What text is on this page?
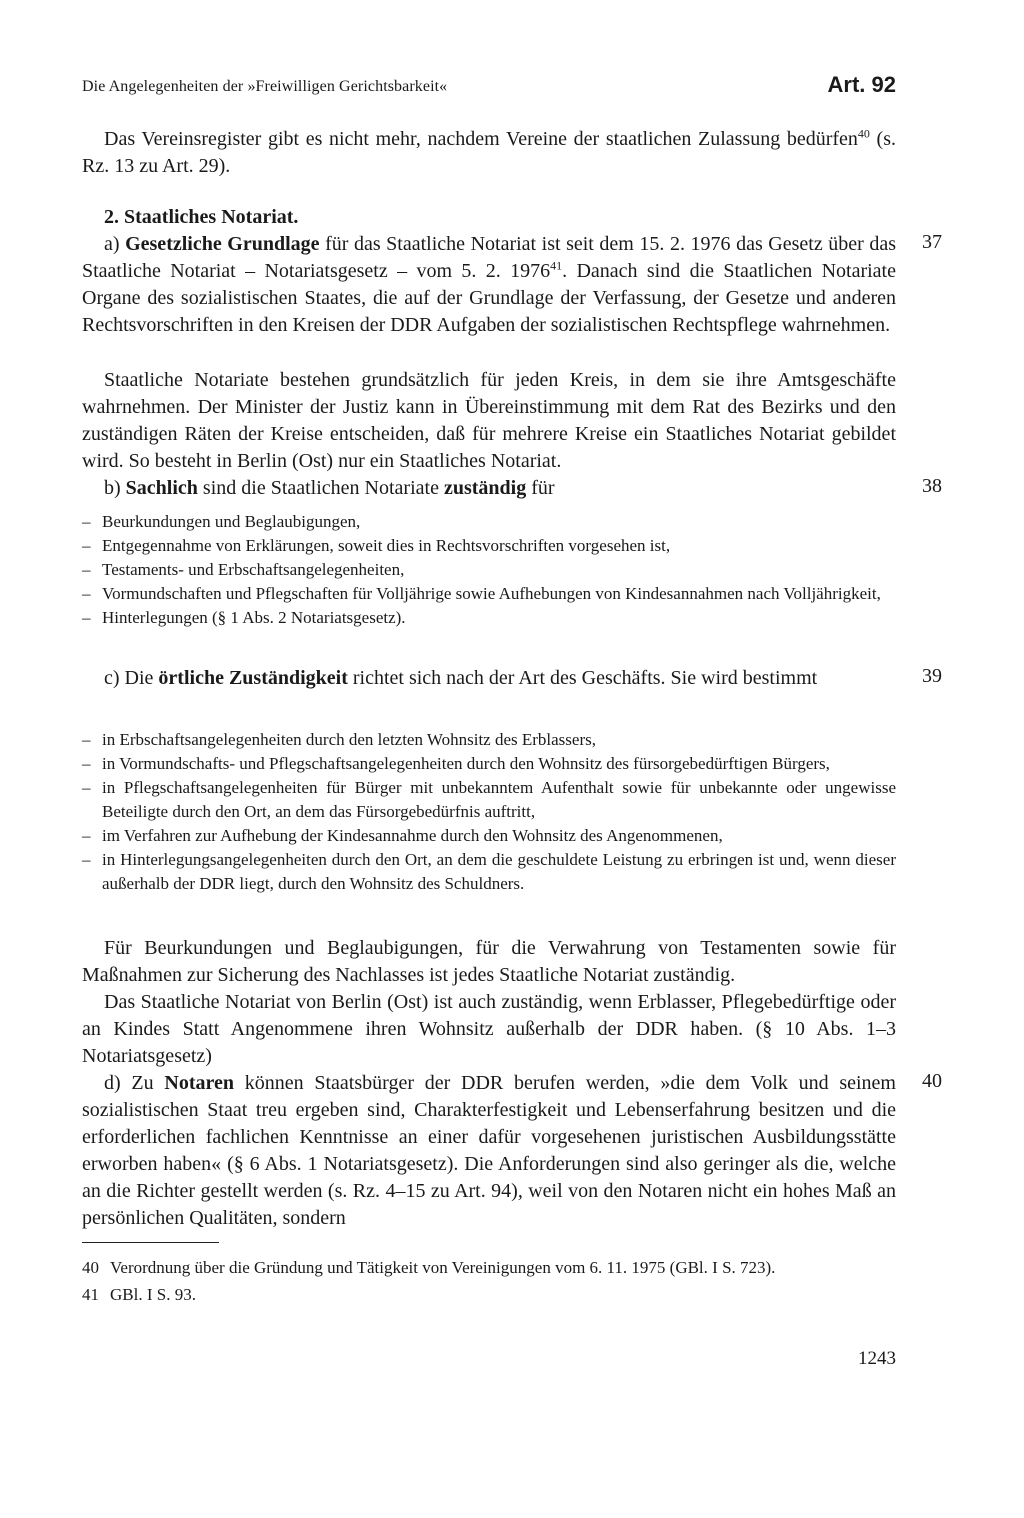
Die Angelegenheiten der »Freiwilligen Gerichtsbarkeit«	Art. 92
Das Vereinsregister gibt es nicht mehr, nachdem Vereine der staatlichen Zulassung bedürfen$^{40}$ (s. Rz. 13 zu Art. 29).
2. Staatliches Notariat.
a) Gesetzliche Grundlage für das Staatliche Notariat ist seit dem 15. 2. 1976 das Gesetz über das Staatliche Notariat – Notariatsgesetz – vom 5. 2. 1976$^{41}$. Danach sind die Staatlichen Notariate Organe des sozialistischen Staates, die auf der Grundlage der Verfassung, der Gesetze und anderen Rechtsvorschriften in den Kreisen der DDR Aufgaben der sozialistischen Rechtspflege wahrnehmen.
37
Staatliche Notariate bestehen grundsätzlich für jeden Kreis, in dem sie ihre Amtsgeschäfte wahrnehmen. Der Minister der Justiz kann in Übereinstimmung mit dem Rat des Bezirks und den zuständigen Räten der Kreise entscheiden, daß für mehrere Kreise ein Staatliches Notariat gebildet wird. So besteht in Berlin (Ost) nur ein Staatliches Notariat.
b) Sachlich sind die Staatlichen Notariate zuständig für	38
– Beurkundungen und Beglaubigungen,
– Entgegennahme von Erklärungen, soweit dies in Rechtsvorschriften vorgesehen ist,
– Testaments- und Erbschaftsangelegenheiten,
– Vormundschaften und Pflegschaften für Volljährige sowie Aufhebungen von Kindesannahmen nach Volljährigkeit,
– Hinterlegungen (§ 1 Abs. 2 Notariatsgesetz).
c) Die örtliche Zuständigkeit richtet sich nach der Art des Geschäfts. Sie wird bestimmt	39
– in Erbschaftsangelegenheiten durch den letzten Wohnsitz des Erblassers,
– in Vormundschafts- und Pflegschaftsangelegenheiten durch den Wohnsitz des fürsorgebedürftigen Bürgers,
– in Pflegschaftsangelegenheiten für Bürger mit unbekanntem Aufenthalt sowie für unbekannte oder ungewisse Beteiligte durch den Ort, an dem das Fürsorgebedürfnis auftritt,
– im Verfahren zur Aufhebung der Kindesannahme durch den Wohnsitz des Angenommenen,
– in Hinterlegungsangelegenheiten durch den Ort, an dem die geschuldete Leistung zu erbringen ist und, wenn dieser außerhalb der DDR liegt, durch den Wohnsitz des Schuldners.
Für Beurkundungen und Beglaubigungen, für die Verwahrung von Testamenten sowie für Maßnahmen zur Sicherung des Nachlasses ist jedes Staatliche Notariat zuständig.
Das Staatliche Notariat von Berlin (Ost) ist auch zuständig, wenn Erblasser, Pflegebedürftige oder an Kindes Statt Angenommene ihren Wohnsitz außerhalb der DDR haben. (§ 10 Abs. 1–3 Notariatsgesetz)
d) Zu Notaren können Staatsbürger der DDR berufen werden, »die dem Volk und seinem sozialistischen Staat treu ergeben sind, Charakterfestigkeit und Lebenserfahrung besitzen und die erforderlichen fachlichen Kenntnisse an einer dafür vorgesehenen juristischen Ausbildungsstätte erworben haben« (§ 6 Abs. 1 Notariatsgesetz). Die Anforderungen sind also geringer als die, welche an die Richter gestellt werden (s. Rz. 4–15 zu Art. 94), weil von den Notaren nicht ein hohes Maß an persönlichen Qualitäten, sondern
40
40 Verordnung über die Gründung und Tätigkeit von Vereinigungen vom 6. 11. 1975 (GBl. I S. 723).
41 GBl. I S. 93.
1243
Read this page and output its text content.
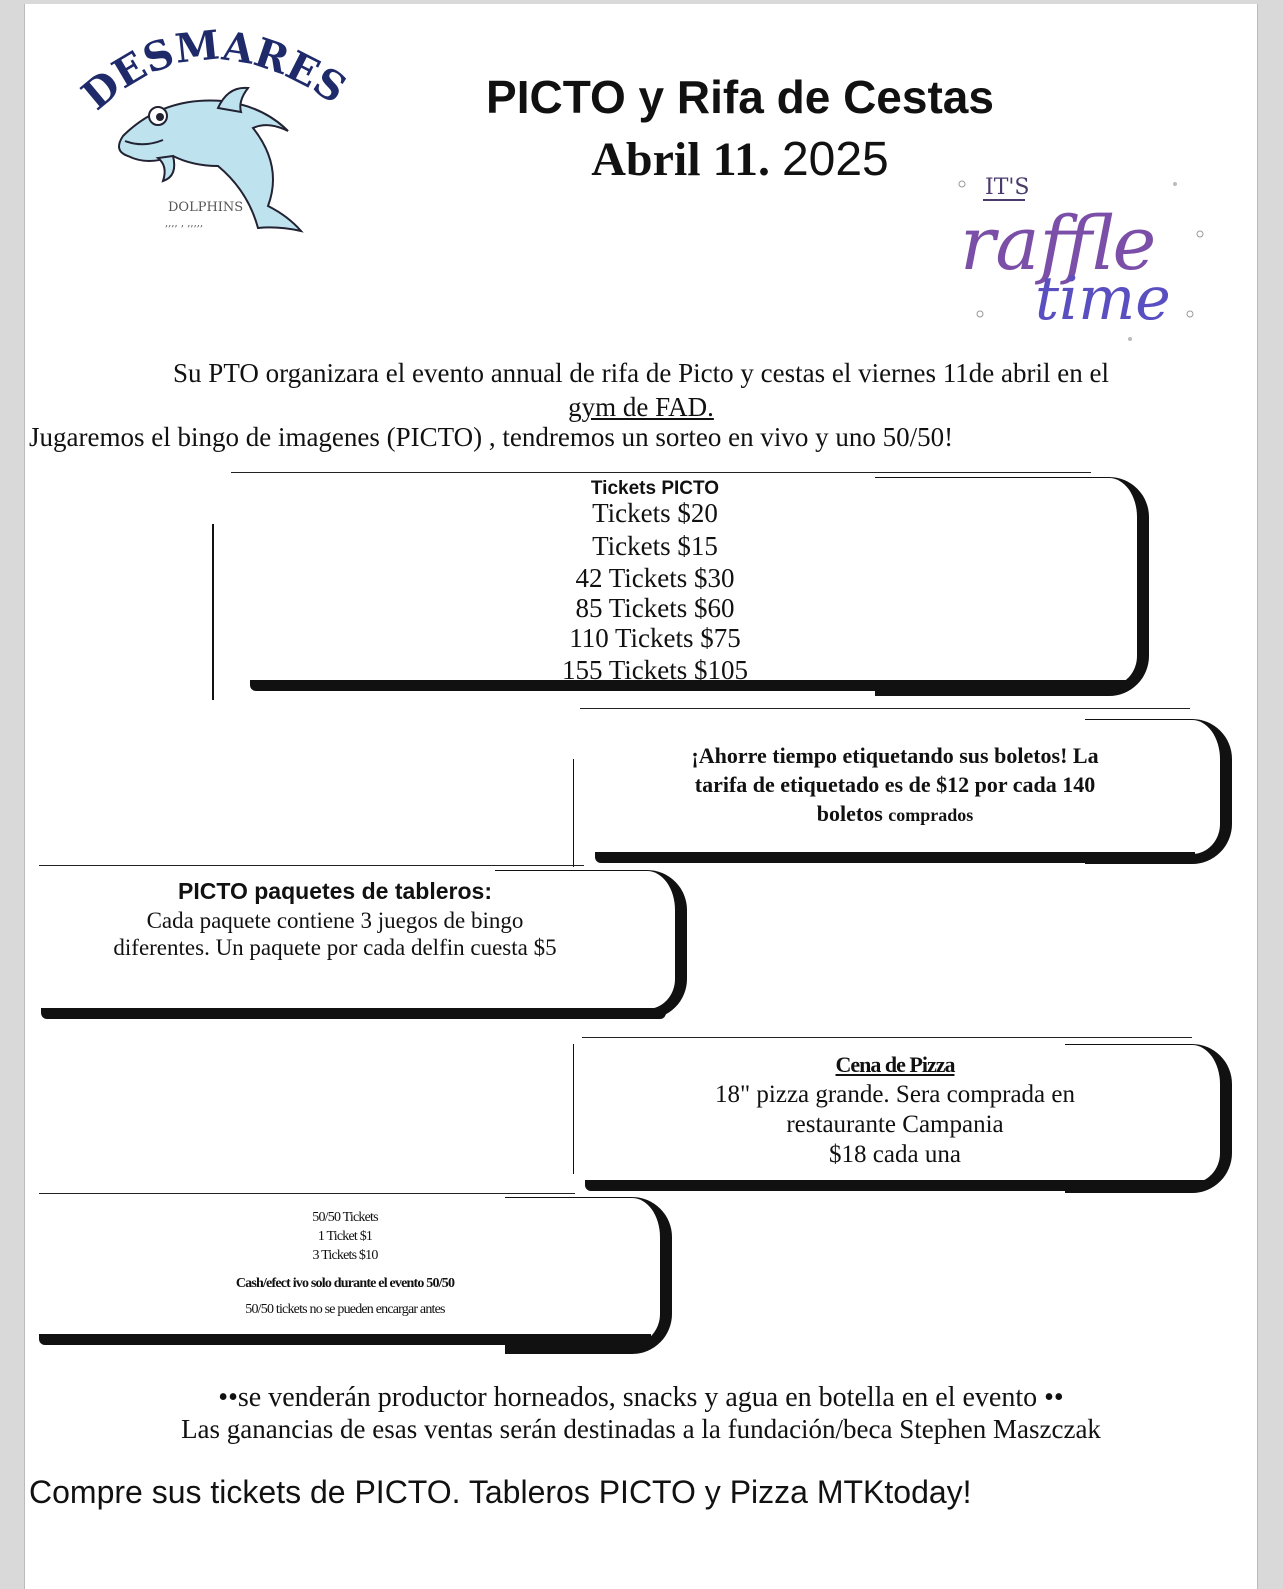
DESMARES
DOLPHINS
,,,, , ,,,,,
PICTO y Rifa de Cestas
Abril 11. 2025
IT'S
raffle
time
Su PTO organizara el evento annual de rifa de Picto y cestas el viernes 11de abril en el
gym de FAD.
Jugaremos el bingo de imagenes (PICTO) , tendremos un sorteo en vivo y uno 50/50!
Tickets PICTO
Tickets $20
Tickets $15
42 Tickets $30
85 Tickets $60
110 Tickets $75
155 Tickets $105
¡Ahorre tiempo etiquetando sus boletos! La
tarifa de etiquetado es de $12 por cada 140
boletos comprados
PICTO paquetes de tableros:
Cada paquete contiene 3 juegos de bingo
diferentes. Un paquete por cada delfin cuesta $5
Cena de Pizza
18" pizza grande. Sera comprada en
restaurante Campania
$18 cada una
50/50 Tickets
1 Ticket $1
3 Tickets $10
Cash/efect ivo solo durante el evento 50/50
50/50 tickets no se pueden encargar antes
••se venderán productor horneados, snacks y agua en botella en el evento ••
Las ganancias de esas ventas serán destinadas a la fundación/beca Stephen Maszczak
Compre sus tickets de PICTO. Tableros PICTO y Pizza MTKtoday!
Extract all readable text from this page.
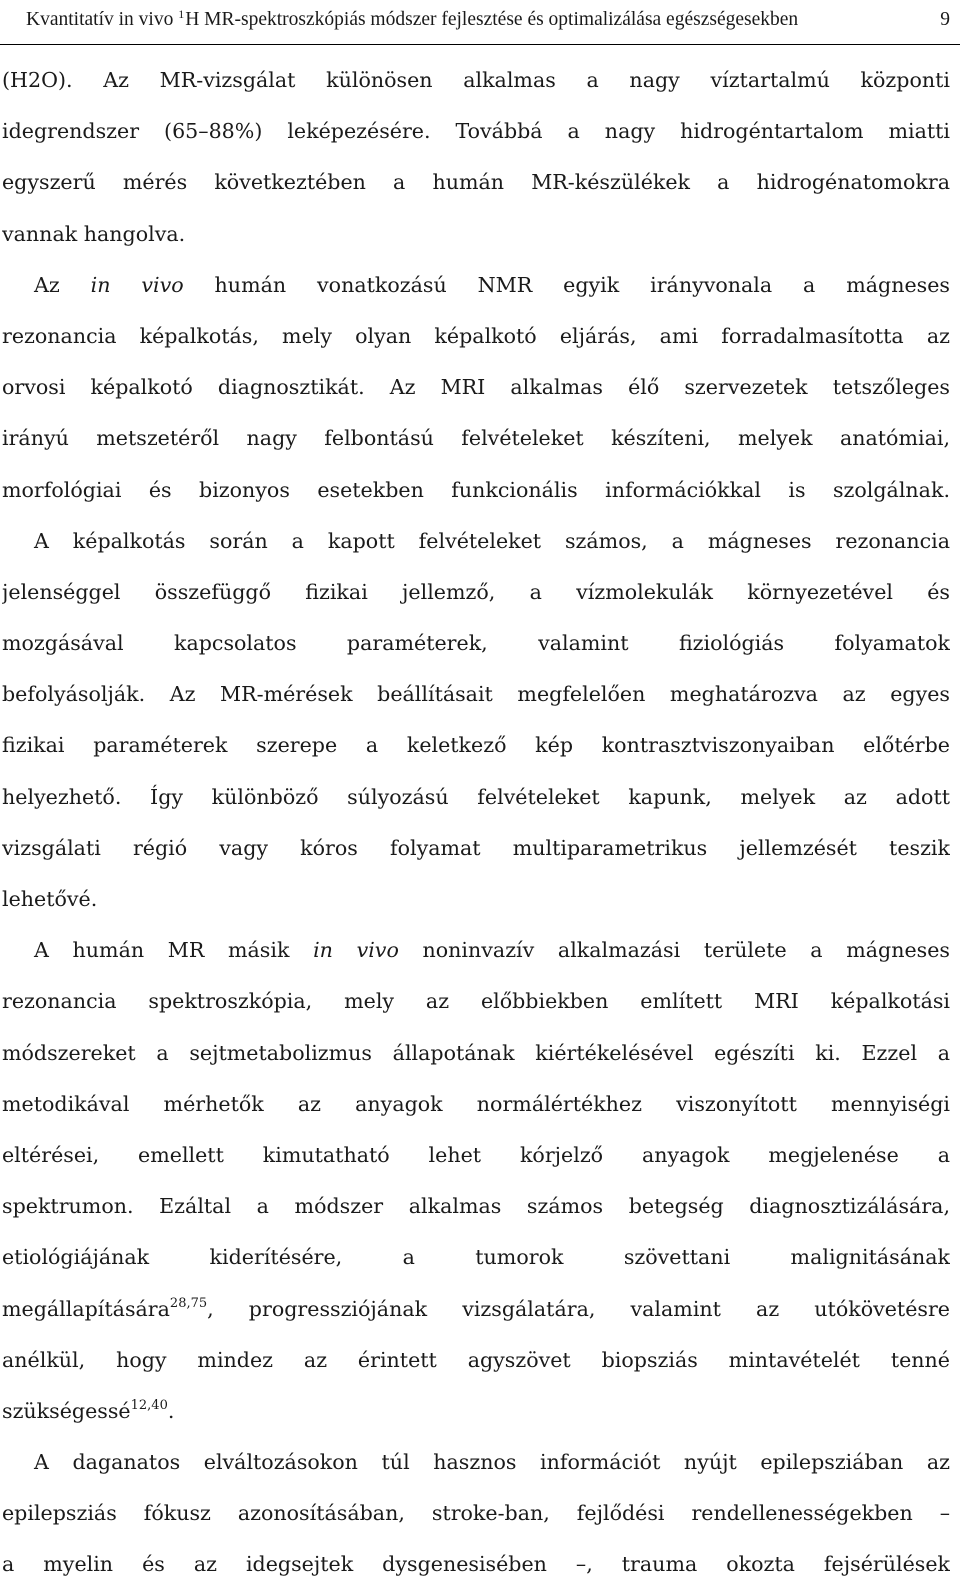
Kvantitatív in vivo $^1$H MR-spektroszkópiás módszer fejlesztése és optimalizálása egészségesekben	9
(H2O). Az MR-vizsgálat különösen alkalmas a nagy víztartalmú központi
idegrendszer (65–88%) leképezésére. Továbbá a nagy hidrogéntartalom miatti
egyszerű mérés következtében a humán MR-készülékek a hidrogénatomokra
vannak hangolva.
Az in vivo humán vonatkozású NMR egyik irányvonala a mágneses
rezonancia képalkotás, mely olyan képalkotó eljárás, ami forradalmasította az
orvosi képalkotó diagnosztikát. Az MRI alkalmas élő szervezetek tetszőleges
irányú metszetéről nagy felbontású felvételeket készíteni, melyek anatómiai,
morfológiai és bizonyos esetekben funkcionális információkkal is szolgálnak.
A képalkotás során a kapott felvételeket számos, a mágneses rezonancia
jelenséggel összefüggő fizikai jellemző, a vízmolekulák környezetével és
mozgásával kapcsolatos paraméterek, valamint fiziológiás folyamatok
befolyásolják. Az MR-mérések beállításait megfelelően meghatározva az egyes
fizikai paraméterek szerepe a keletkező kép kontrasztviszonyaiban előtérbe
helyezhető. Így különböző súlyozású felvételeket kapunk, melyek az adott
vizsgálati régió vagy kóros folyamat multiparametrikus jellemzését teszik
lehetővé.
A humán MR másik in vivo noninvazív alkalmazási területe a mágneses
rezonancia spektroszkópia, mely az előbbiekben említett MRI képalkotási
módszereket a sejtmetabolizmus állapotának kiértékelésével egészíti ki. Ezzel a
metodikával mérhetők az anyagok normálértékhez viszonyított mennyiségi
eltérései, emellett kimutatható lehet kórjelző anyagok megjelenése a
spektrumon. Ezáltal a módszer alkalmas számos betegség diagnosztizálására,
etiológiájának kiderítésére, a tumorok szövettani malignitásának
megállapítására$^{28,75}$, progressziójának vizsgálatára, valamint az utókövetésre
anélkül, hogy mindez az érintett agyszövet biopsziás mintavételét tenné
szükségessé$^{12,40}$.
A daganatos elváltozásokon túl hasznos információt nyújt epilepsziában az
epilepsziás fókusz azonosításában, stroke-ban, fejlődési rendellenességekben –
a myelin és az idegsejtek dysgenesisében –, trauma okozta fejsérülések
::::::::
WORK TO BE COMPLETED — Any images must be left out; transcribe the rest of the material exactly.

SOLUTION BELOW —
What text is on this page?
Die Angelegenheiten der »Freiwilligen Gerichtsbarkeit«	Art. 92
Das Vereinsregister gibt es nicht mehr, nachdem Vereine der staatlichen Zulassung bedürfen$^{40}$ (s. Rz. 13 zu Art. 29).
2. Staatliches Notariat.
a) Gesetzliche Grundlage für das Staatliche Notariat ist seit dem 15. 2. 1976 das Gesetz über das Staatliche Notariat – Notariatsgesetz – vom 5. 2. 1976$^{41}$. Danach sind die Staatlichen Notariate Organe des sozialistischen Staates, die auf der Grundlage der Verfassung, der Gesetze und anderen Rechtsvorschriften in den Kreisen der DDR Aufgaben der sozialistischen Rechtspflege wahrnehmen.
37
Staatliche Notariate bestehen grundsätzlich für jeden Kreis, in dem sie ihre Amtsgeschäfte wahrnehmen. Der Minister der Justiz kann in Übereinstimmung mit dem Rat des Bezirks und den zuständigen Räten der Kreise entscheiden, daß für mehrere Kreise ein Staatliches Notariat gebildet wird. So besteht in Berlin (Ost) nur ein Staatliches Notariat.
b) Sachlich sind die Staatlichen Notariate zuständig für	38
– Beurkundungen und Beglaubigungen,
– Entgegennahme von Erklärungen, soweit dies in Rechtsvorschriften vorgesehen ist,
– Testaments- und Erbschaftsangelegenheiten,
– Vormundschaften und Pflegschaften für Volljährige sowie Aufhebungen von Kindesannahmen nach Volljährigkeit,
– Hinterlegungen (§ 1 Abs. 2 Notariatsgesetz).
c) Die örtliche Zuständigkeit richtet sich nach der Art des Geschäfts. Sie wird bestimmt	39
– in Erbschaftsangelegenheiten durch den letzten Wohnsitz des Erblassers,
– in Vormundschafts- und Pflegschaftsangelegenheiten durch den Wohnsitz des fürsorgebedürftigen Bürgers,
– in Pflegschaftsangelegenheiten für Bürger mit unbekanntem Aufenthalt sowie für unbekannte oder ungewisse Beteiligte durch den Ort, an dem das Fürsorgebedürfnis auftritt,
– im Verfahren zur Aufhebung der Kindesannahme durch den Wohnsitz des Angenommenen,
– in Hinterlegungsangelegenheiten durch den Ort, an dem die geschuldete Leistung zu erbringen ist und, wenn dieser außerhalb der DDR liegt, durch den Wohnsitz des Schuldners.
Für Beurkundungen und Beglaubigungen, für die Verwahrung von Testamenten sowie für Maßnahmen zur Sicherung des Nachlasses ist jedes Staatliche Notariat zuständig.
Das Staatliche Notariat von Berlin (Ost) ist auch zuständig, wenn Erblasser, Pflegebedürftige oder an Kindes Statt Angenommene ihren Wohnsitz außerhalb der DDR haben. (§ 10 Abs. 1–3 Notariatsgesetz)
d) Zu Notaren können Staatsbürger der DDR berufen werden, »die dem Volk und seinem sozialistischen Staat treu ergeben sind, Charakterfestigkeit und Lebenserfahrung besitzen und die erforderlichen fachlichen Kenntnisse an einer dafür vorgesehenen juristischen Ausbildungsstätte erworben haben« (§ 6 Abs. 1 Notariatsgesetz). Die Anforderungen sind also geringer als die, welche an die Richter gestellt werden (s. Rz. 4–15 zu Art. 94), weil von den Notaren nicht ein hohes Maß an persönlichen Qualitäten, sondern
40
40 Verordnung über die Gründung und Tätigkeit von Vereinigungen vom 6. 11. 1975 (GBl. I S. 723).
41 GBl. I S. 93.
1243
Read this page and output its text content.
DESMARES
DOLPHINS
,,,, , ,,,,,
PICTO y Rifa de Cestas
Abril 11. 2025
IT'S
raffle
time
Su PTO organizara el evento annual de rifa de Picto y cestas el viernes 11de abril en el
gym de FAD.
Jugaremos el bingo de imagenes (PICTO) , tendremos un sorteo en vivo y uno 50/50!
Tickets PICTO
Tickets $20
Tickets $15
42 Tickets $30
85 Tickets $60
110 Tickets $75
155 Tickets $105
¡Ahorre tiempo etiquetando sus boletos! La
tarifa de etiquetado es de $12 por cada 140
boletos comprados
PICTO paquetes de tableros:
Cada paquete contiene 3 juegos de bingo
diferentes. Un paquete por cada delfin cuesta $5
Cena de Pizza
18" pizza grande. Sera comprada en
restaurante Campania
$18 cada una
50/50 Tickets
1 Ticket $1
3 Tickets $10
Cash/efect ivo solo durante el evento 50/50
50/50 tickets no se pueden encargar antes
••se venderán productor horneados, snacks y agua en botella en el evento ••
Las ganancias de esas ventas serán destinadas a la fundación/beca Stephen Maszczak
Compre sus tickets de PICTO. Tableros PICTO y Pizza MTKtoday!
Extract all readable text from this page.
Kvantitatív in vivo $^1$H MR-spektroszkópiás módszer fejlesztése és optimalizálása egészségesekben	9
(H2O). Az MR-vizsgálat különösen alkalmas a nagy víztartalmú központi
idegrendszer (65–88%) leképezésére. Továbbá a nagy hidrogéntartalom miatti
egyszerű mérés következtében a humán MR-készülékek a hidrogénatomokra
vannak hangolva.
Az in vivo humán vonatkozású NMR egyik irányvonala a mágneses
rezonancia képalkotás, mely olyan képalkotó eljárás, ami forradalmasította az
orvosi képalkotó diagnosztikát. Az MRI alkalmas élő szervezetek tetszőleges
irányú metszetéről nagy felbontású felvételeket készíteni, melyek anatómiai,
morfológiai és bizonyos esetekben funkcionális információkkal is szolgálnak.
A képalkotás során a kapott felvételeket számos, a mágneses rezonancia
jelenséggel összefüggő fizikai jellemző, a vízmolekulák környezetével és
mozgásával kapcsolatos paraméterek, valamint fiziológiás folyamatok
befolyásolják. Az MR-mérések beállításait megfelelően meghatározva az egyes
fizikai paraméterek szerepe a keletkező kép kontrasztviszonyaiban előtérbe
helyezhető. Így különböző súlyozású felvételeket kapunk, melyek az adott
vizsgálati régió vagy kóros folyamat multiparametrikus jellemzését teszik
lehetővé.
A humán MR másik in vivo noninvazív alkalmazási területe a mágneses
rezonancia spektroszkópia, mely az előbbiekben említett MRI képalkotási
módszereket a sejtmetabolizmus állapotának kiértékelésével egészíti ki. Ezzel a
metodikával mérhetők az anyagok normálértékhez viszonyított mennyiségi
eltérései, emellett kimutatható lehet kórjelző anyagok megjelenése a
spektrumon. Ezáltal a módszer alkalmas számos betegség diagnosztizálására,
etiológiájának kiderítésére, a tumorok szövettani malignitásának
megállapítására$^{28,75}$, progressziójának vizsgálatára, valamint az utókövetésre
anélkül, hogy mindez az érintett agyszövet biopsziás mintavételét tenné
szükségessé$^{12,40}$.
A daganatos elváltozásokon túl hasznos információt nyújt epilepsziában az
epilepsziás fókusz azonosításában, stroke-ban, fejlődési rendellenességekben –
a myelin és az idegsejtek dysgenesisében –, trauma okozta fejsérülések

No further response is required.